• Task details
In the material below, find each line holding the string "Greenup" and copy it.

• Input material
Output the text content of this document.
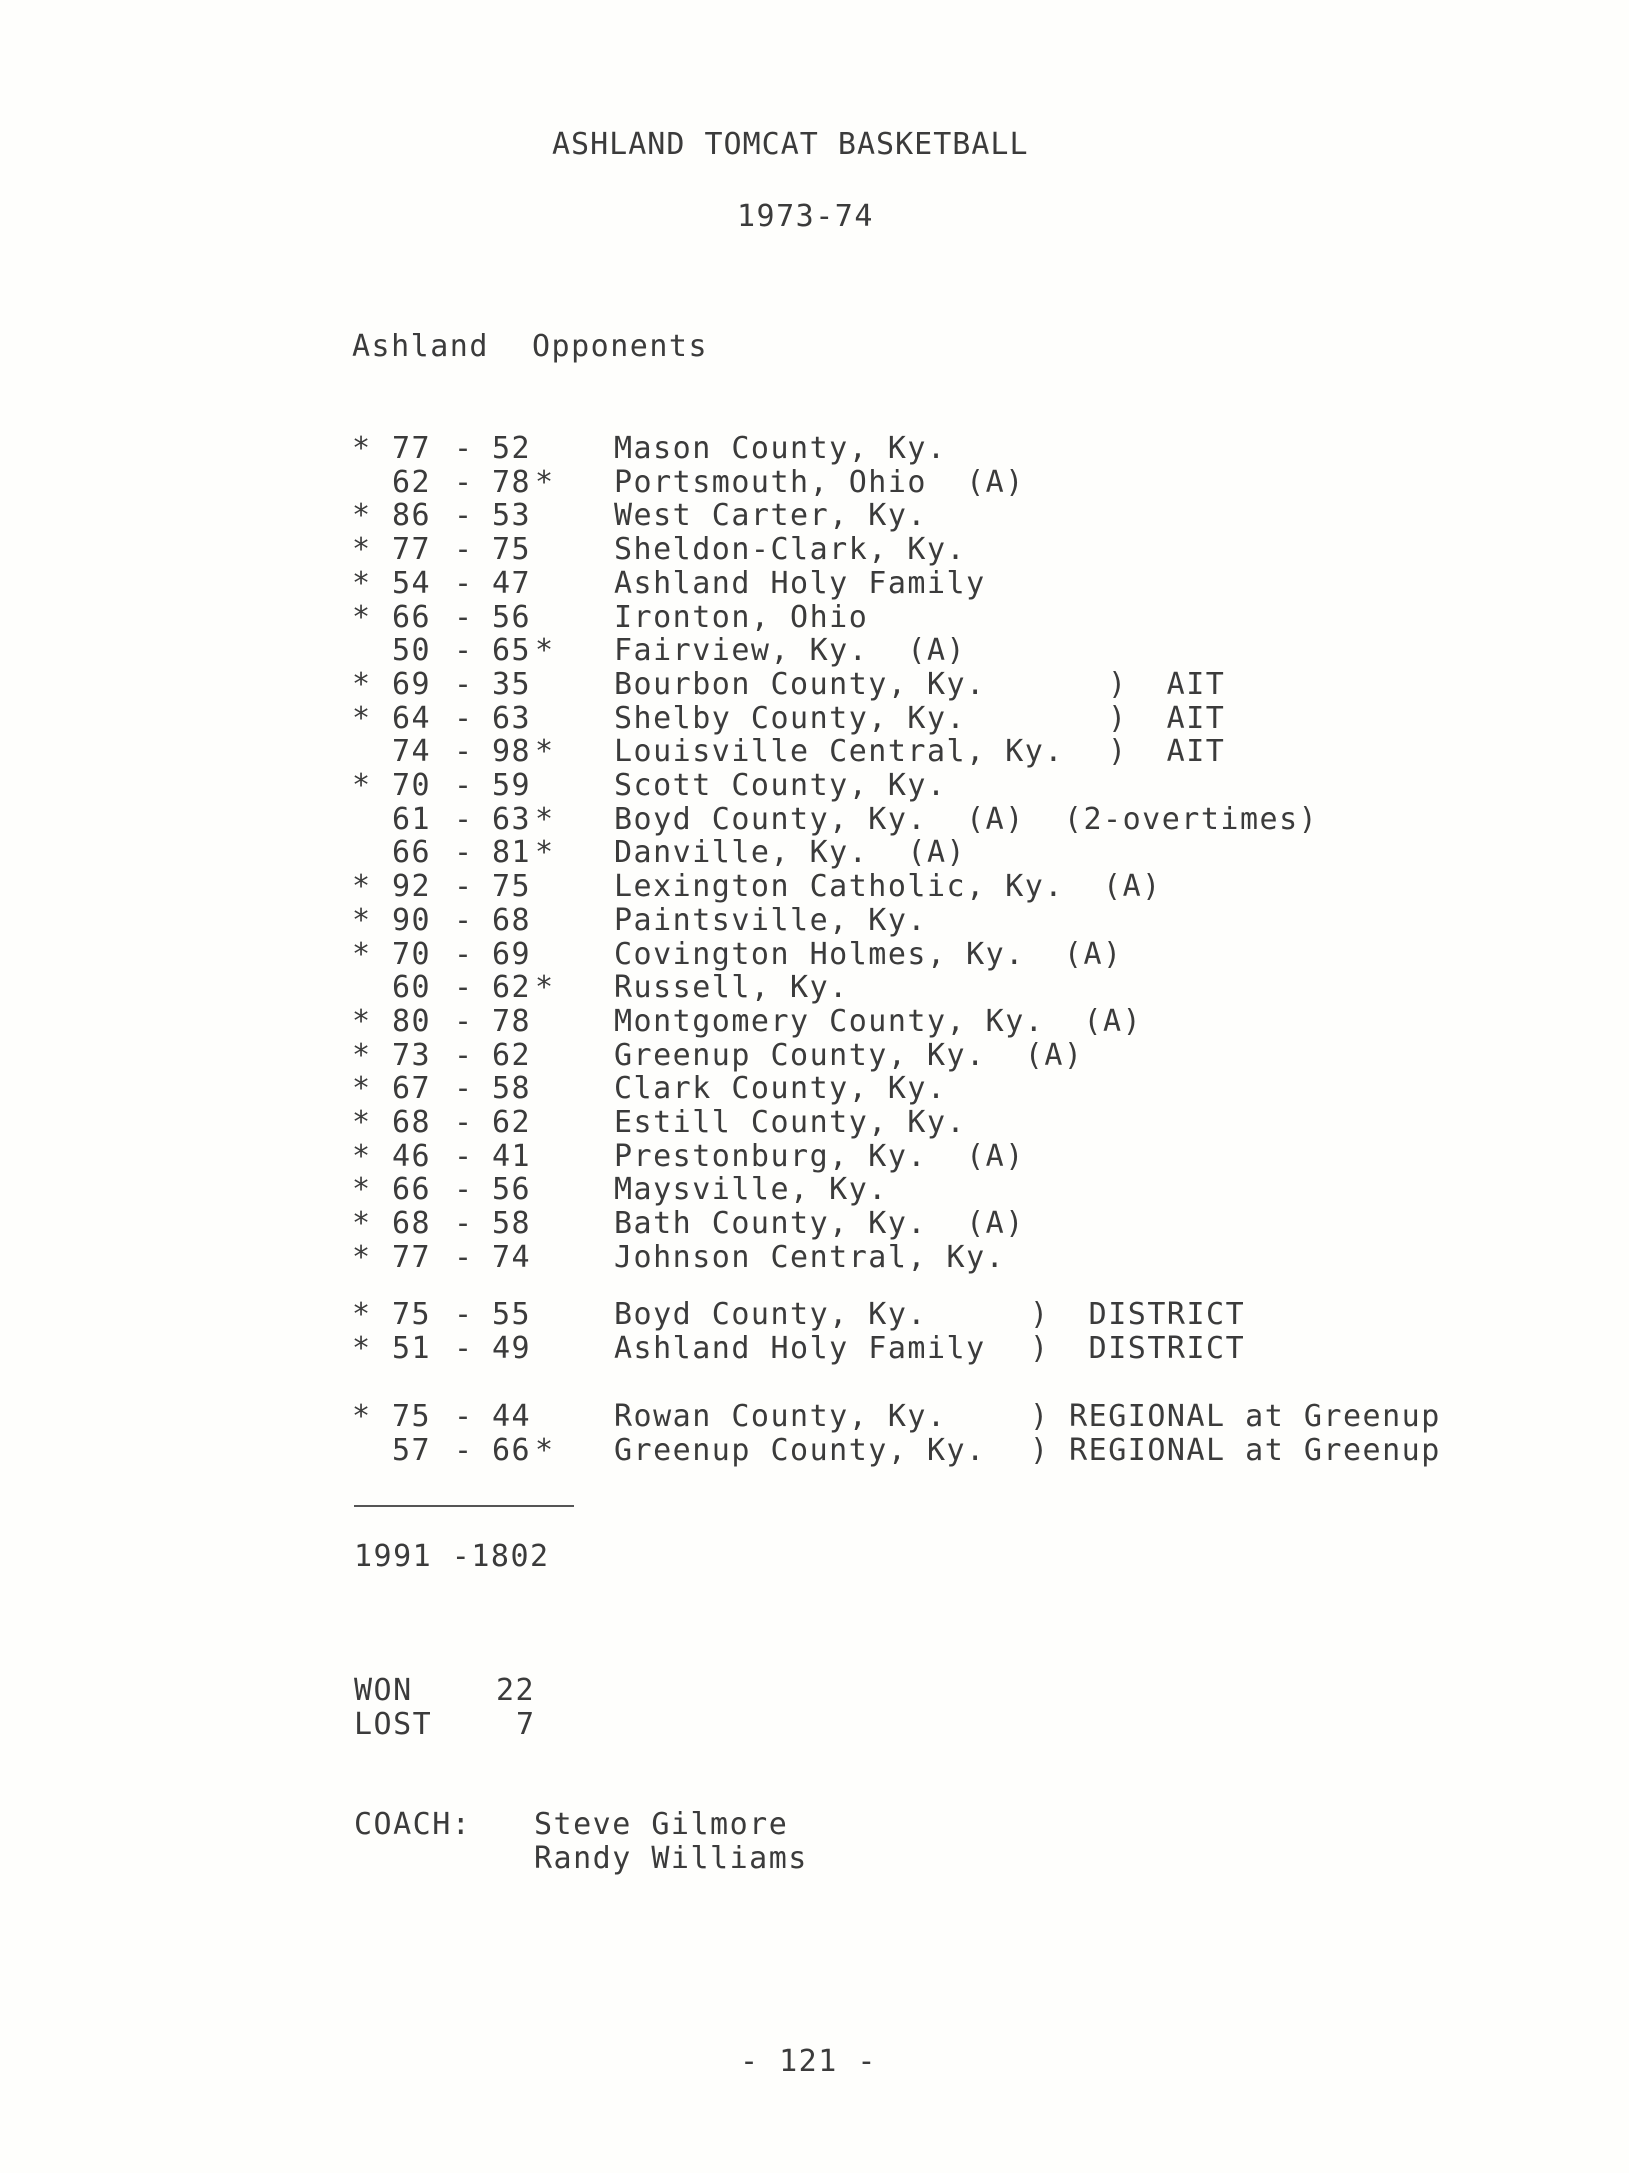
ASHLAND TOMCAT BASKETBALL
1973-74
Ashland Opponents
* 77 - 52	Mason County, Ky.
62 - 78 * Portsmouth, Ohio  (A)
* 86 - 53	West Carter, Ky.
* 77 - 75	Sheldon-Clark, Ky.
* 54 - 47	Ashland Holy Family
* 66 - 56	Ironton, Ohio
50 - 65 * Fairview, Ky.  (A)
* 69 - 35	Bourbon County, Ky.	)  AIT
* 64 - 63	Shelby County, Ky.	)  AIT
74 - 98 * Louisville Central, Ky. )  AIT
* 70 - 59	Scott County, Ky.
61 - 63 * Boyd County, Ky.  (A)  (2-overtimes)
66 - 81 * Danville, Ky.  (A)
* 92 - 75	Lexington Catholic, Ky.  (A)
* 90 - 68	Paintsville, Ky.
* 70 - 69	Covington Holmes, Ky.  (A)
60 - 62 * Russell, Ky.
* 80 - 78	Montgomery County, Ky.  (A)
* 73 - 62	Greenup County, Ky.  (A)
* 67 - 58	Clark County, Ky.
* 68 - 62	Estill County, Ky.
* 46 - 41	Prestonburg, Ky.  (A)
* 66 - 56	Maysville, Ky.
* 68 - 58	Bath County, Ky.  (A)
* 77 - 74	Johnson Central, Ky.
* 75 - 55	Boyd County, Ky.	)  DISTRICT
* 51 - 49	Ashland Holy Family )  DISTRICT
* 75 - 44	Rowan County, Ky.	) REGIONAL at Greenup
57 - 66 * Greenup County, Ky. ) REGIONAL at Greenup
1991 -1802
WON	22
LOST	7
COACH: Steve Gilmore
Randy Williams
- 121 -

• Task response
* 73 - 62	Greenup County, Ky.  (A)
* 75 - 44	Rowan County, Ky.	) REGIONAL at Greenup
57 - 66 * Greenup County, Ky. ) REGIONAL at Greenup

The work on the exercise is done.